● **Instructions to follow**
Pull every line containing the word "Register" from the records.

● **Extracted records**
☆ ☆ ☆
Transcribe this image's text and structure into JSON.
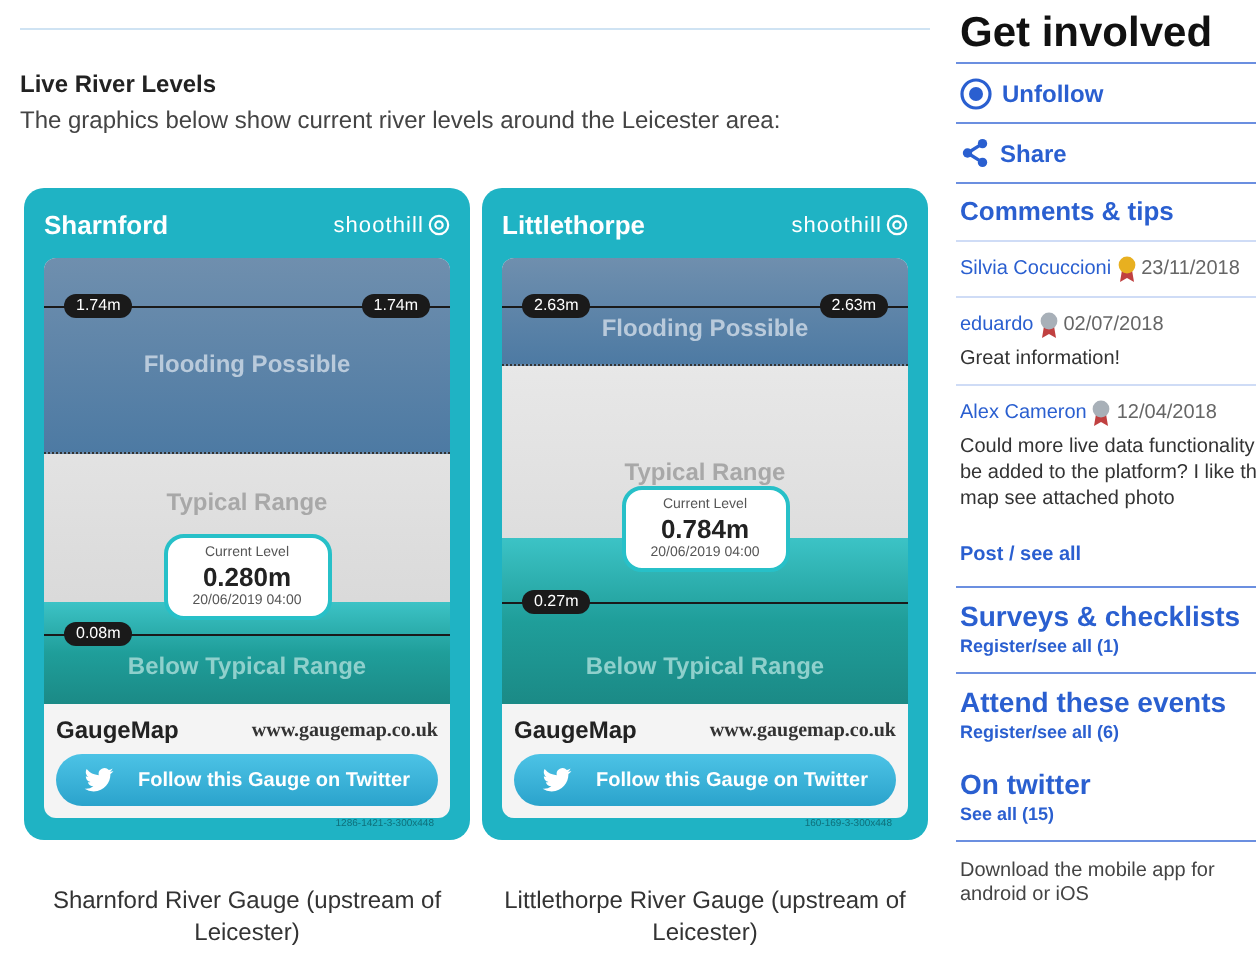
{
  "section": {
    "title": "Live River Levels",
    "intro": "The graphics below show current river levels around the Leicester area:"
  },
  "gauges": [
    {
      "name": "Sharnford",
      "brand": "shoothill",
      "upper": "1.74m",
      "upper_right": "1.74m",
      "lower": "0.08m",
      "flood_label": "Flooding Possible",
      "typical_label": "Typical Range",
      "below_label": "Below Typical Range",
      "level": 0.23,
      "current_title": "Current Level",
      "current_value": "0.280m",
      "current_time": "20/06/2019 04:00",
      "footer_brand": "GaugeMap",
      "footer_url": "www.gaugemap.co.uk",
      "twitter": "Follow this Gauge on Twitter",
      "code": "1286-1421-3-300x448",
      "caption": "Sharnford River Gauge (upstream of Leicester)"
    },
    {
      "name": "Littlethorpe",
      "brand": "shoothill",
      "upper": "2.63m",
      "upper_right": "2.63m",
      "lower": "0.27m",
      "flood_label": "Flooding Possible",
      "typical_label": "Typical Range",
      "below_label": "Below Typical Range",
      "level": 0.37,
      "current_title": "Current Level",
      "current_value": "0.784m",
      "current_time": "20/06/2019 04:00",
      "footer_brand": "GaugeMap",
      "footer_url": "www.gaugemap.co.uk",
      "twitter": "Follow this Gauge on Twitter",
      "code": "160-169-3-300x448",
      "caption": "Littlethorpe River Gauge (upstream of Leicester)"
    }
  ],
  "sidebar": {
    "title": "Get involved",
    "actions": [
      {
        "kind": "follow",
        "label": "Unfollow"
      },
      {
        "kind": "share",
        "label": "Share"
      }
    ],
    "comments_title": "Comments & tips",
    "comments": [
      {
        "author": "Silvia Cocuccioni",
        "color": "#e8b020",
        "date": "23/11/2018"
      },
      {
        "author": "eduardo",
        "color": "#a8b0b8",
        "date": "02/07/2018",
        "text": "Great information!"
      },
      {
        "author": "Alex Cameron",
        "color": "#a8b0b8",
        "date": "12/04/2018",
        "lines": [
          "Could more live data functionality",
          "be added to the platform? I like th",
          "map see attached photo"
        ]
      }
    ],
    "post_link": "Post / see all",
    "sections": [
      {
        "title": "Surveys & checklists",
        "link": "Register/see all (1)"
      },
      {
        "title": "Attend these events",
        "link": "Register/see all (6)"
      },
      {
        "title": "On twitter",
        "link": "See all (15)"
      }
    ],
    "app_text": "Download the mobile app for android or iOS"
  }
}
☆ ☆ ☆
● **Final result**
        "link": "Register/see all (1)"
        "link": "Register/see all (6)"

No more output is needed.